_EXERCISE BRIEF_
Reproduce the listing below word for word, leaving out the pictures.

_SOURCE DATA_
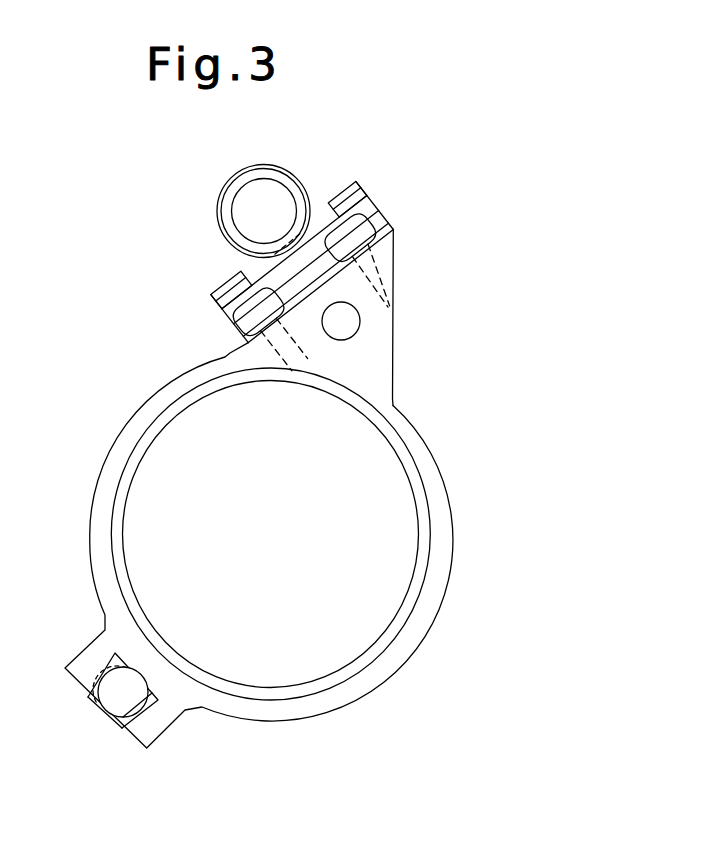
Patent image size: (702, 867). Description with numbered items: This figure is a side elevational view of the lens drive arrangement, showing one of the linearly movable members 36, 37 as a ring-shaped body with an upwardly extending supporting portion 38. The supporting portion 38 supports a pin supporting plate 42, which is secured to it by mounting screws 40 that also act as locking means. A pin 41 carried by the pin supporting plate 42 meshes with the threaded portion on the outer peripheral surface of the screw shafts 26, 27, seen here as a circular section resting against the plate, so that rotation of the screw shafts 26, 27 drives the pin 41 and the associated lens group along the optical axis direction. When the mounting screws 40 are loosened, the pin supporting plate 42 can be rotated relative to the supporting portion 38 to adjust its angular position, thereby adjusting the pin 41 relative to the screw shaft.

The first screw shaft 26 is at (218, 207).
The second screw shaft 27 is at (219, 192).
The linearly movable member 36 is at (328, 545).
The linearly movable member 37 is at (455, 463).
The supporting portion 38 is at (380, 315).
The mounting screw 40 is at (370, 213).
The pin 41 is at (317, 213).
The pin supporting plate 42 is at (370, 208).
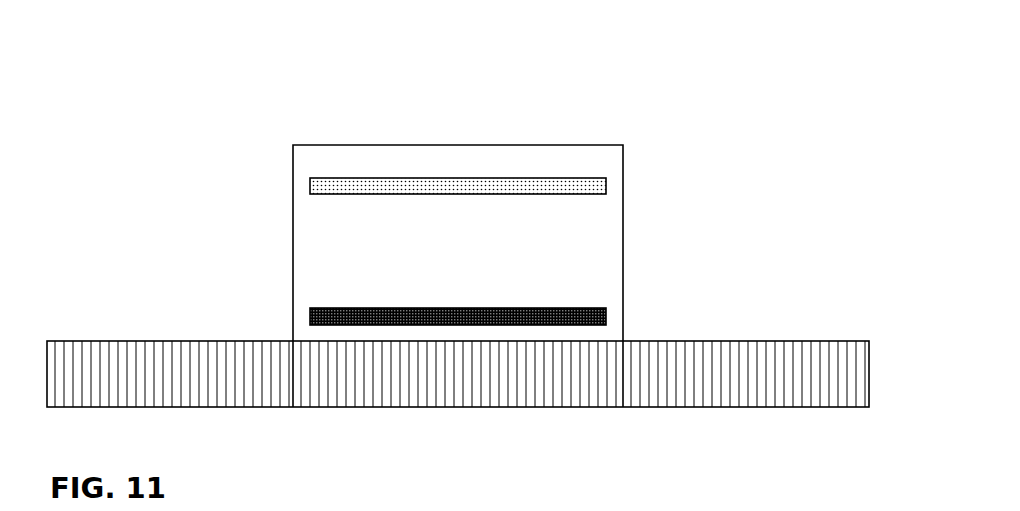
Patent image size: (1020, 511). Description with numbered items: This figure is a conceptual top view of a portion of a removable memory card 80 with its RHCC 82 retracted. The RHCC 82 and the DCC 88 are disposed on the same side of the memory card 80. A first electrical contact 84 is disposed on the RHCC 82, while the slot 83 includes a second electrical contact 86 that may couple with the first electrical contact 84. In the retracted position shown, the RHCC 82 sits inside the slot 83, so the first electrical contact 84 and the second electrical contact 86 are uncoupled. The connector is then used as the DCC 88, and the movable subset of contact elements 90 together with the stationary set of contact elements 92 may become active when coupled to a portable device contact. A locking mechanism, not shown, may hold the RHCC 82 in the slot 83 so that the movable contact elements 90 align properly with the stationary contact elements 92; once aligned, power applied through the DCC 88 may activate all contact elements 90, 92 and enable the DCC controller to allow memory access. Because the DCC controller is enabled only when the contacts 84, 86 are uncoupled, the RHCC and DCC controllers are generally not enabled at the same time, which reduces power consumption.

The removable memory card 80 is at (123, 103).
The RHCC 82 is at (470, 288).
The slot 83 is at (388, 138).
The first electrical contact 84 is at (573, 177).
The second electrical contact 86 is at (572, 308).
The DCC 88 is at (142, 341).
The movable subset of contact elements 90 is at (418, 392).
The stationary set of contact elements 92 is at (703, 393).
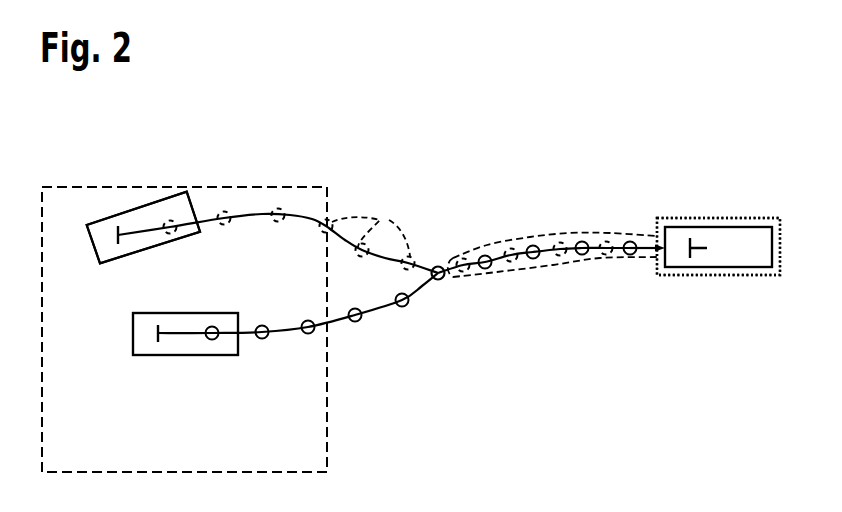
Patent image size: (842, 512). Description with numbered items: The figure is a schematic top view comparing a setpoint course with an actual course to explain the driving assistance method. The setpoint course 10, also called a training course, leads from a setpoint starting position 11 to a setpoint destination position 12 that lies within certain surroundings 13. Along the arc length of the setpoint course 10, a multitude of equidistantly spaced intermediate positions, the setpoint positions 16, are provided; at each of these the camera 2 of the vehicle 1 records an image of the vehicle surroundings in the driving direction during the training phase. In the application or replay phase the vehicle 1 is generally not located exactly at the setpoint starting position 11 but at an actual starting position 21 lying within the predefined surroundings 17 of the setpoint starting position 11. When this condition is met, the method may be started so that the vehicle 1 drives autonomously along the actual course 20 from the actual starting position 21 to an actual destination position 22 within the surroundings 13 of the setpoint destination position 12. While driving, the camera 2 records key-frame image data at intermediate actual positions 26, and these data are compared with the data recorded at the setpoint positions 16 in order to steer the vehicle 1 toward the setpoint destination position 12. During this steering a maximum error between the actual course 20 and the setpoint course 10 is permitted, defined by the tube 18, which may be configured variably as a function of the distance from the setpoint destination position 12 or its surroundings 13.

The vehicle 1 is at (162, 192).
The camera 2 is at (123, 230).
The setpoint course 10 is at (422, 280).
The setpoint starting position 11 is at (142, 369).
The setpoint destination position 12 is at (758, 224).
The surroundings 13 is at (702, 215).
The setpoint positions 16 is at (262, 339).
The surroundings 17 is at (328, 451).
The tube 18 is at (545, 235).
The actual course 20 is at (258, 216).
The actual starting position 21 is at (95, 213).
The actual destination position 22 is at (667, 212).
The actual positions 26 is at (389, 218).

_FINAL RESULT_
Patent image size: (702, 867). Description with numbered items: This figure is a side elevational view of the lens drive arrangement, showing one of the linearly movable members 36, 37 as a ring-shaped body with an upwardly extending supporting portion 38. The supporting portion 38 supports a pin supporting plate 42, which is secured to it by mounting screws 40 that also act as locking means. A pin 41 carried by the pin supporting plate 42 meshes with the threaded portion on the outer peripheral surface of the screw shafts 26, 27, seen here as a circular section resting against the plate, so that rotation of the screw shafts 26, 27 drives the pin 41 and the associated lens group along the optical axis direction. When the mounting screws 40 are loosened, the pin supporting plate 42 can be rotated relative to the supporting portion 38 to adjust its angular position, thereby adjusting the pin 41 relative to the screw shaft.

The first screw shaft 26 is at (218, 207).
The second screw shaft 27 is at (219, 192).
The linearly movable member 36 is at (328, 545).
The linearly movable member 37 is at (455, 463).
The supporting portion 38 is at (380, 315).
The mounting screw 40 is at (370, 213).
The pin 41 is at (317, 213).
The pin supporting plate 42 is at (370, 208).
Patent image size: (1020, 511). Description with numbered items: This figure is a conceptual top view of a portion of a removable memory card 80 with its RHCC 82 retracted. The RHCC 82 and the DCC 88 are disposed on the same side of the memory card 80. A first electrical contact 84 is disposed on the RHCC 82, while the slot 83 includes a second electrical contact 86 that may couple with the first electrical contact 84. In the retracted position shown, the RHCC 82 sits inside the slot 83, so the first electrical contact 84 and the second electrical contact 86 are uncoupled. The connector is then used as the DCC 88, and the movable subset of contact elements 90 together with the stationary set of contact elements 92 may become active when coupled to a portable device contact. A locking mechanism, not shown, may hold the RHCC 82 in the slot 83 so that the movable contact elements 90 align properly with the stationary contact elements 92; once aligned, power applied through the DCC 88 may activate all contact elements 90, 92 and enable the DCC controller to allow memory access. Because the DCC controller is enabled only when the contacts 84, 86 are uncoupled, the RHCC and DCC controllers are generally not enabled at the same time, which reduces power consumption.

The removable memory card 80 is at (123, 103).
The RHCC 82 is at (470, 288).
The slot 83 is at (388, 138).
The first electrical contact 84 is at (573, 177).
The second electrical contact 86 is at (572, 308).
The DCC 88 is at (142, 341).
The movable subset of contact elements 90 is at (418, 392).
The stationary set of contact elements 92 is at (703, 393).
Patent image size: (842, 512). Description with numbered items: The figure is a schematic top view comparing a setpoint course with an actual course to explain the driving assistance method. The setpoint course 10, also called a training course, leads from a setpoint starting position 11 to a setpoint destination position 12 that lies within certain surroundings 13. Along the arc length of the setpoint course 10, a multitude of equidistantly spaced intermediate positions, the setpoint positions 16, are provided; at each of these the camera 2 of the vehicle 1 records an image of the vehicle surroundings in the driving direction during the training phase. In the application or replay phase the vehicle 1 is generally not located exactly at the setpoint starting position 11 but at an actual starting position 21 lying within the predefined surroundings 17 of the setpoint starting position 11. When this condition is met, the method may be started so that the vehicle 1 drives autonomously along the actual course 20 from the actual starting position 21 to an actual destination position 22 within the surroundings 13 of the setpoint destination position 12. While driving, the camera 2 records key-frame image data at intermediate actual positions 26, and these data are compared with the data recorded at the setpoint positions 16 in order to steer the vehicle 1 toward the setpoint destination position 12. During this steering a maximum error between the actual course 20 and the setpoint course 10 is permitted, defined by the tube 18, which may be configured variably as a function of the distance from the setpoint destination position 12 or its surroundings 13.

The vehicle 1 is at (162, 192).
The camera 2 is at (123, 230).
The setpoint course 10 is at (422, 280).
The setpoint starting position 11 is at (142, 369).
The setpoint destination position 12 is at (758, 224).
The surroundings 13 is at (702, 215).
The setpoint positions 16 is at (262, 339).
The surroundings 17 is at (328, 451).
The tube 18 is at (545, 235).
The actual course 20 is at (258, 216).
The actual starting position 21 is at (95, 213).
The actual destination position 22 is at (667, 212).
The actual positions 26 is at (389, 218).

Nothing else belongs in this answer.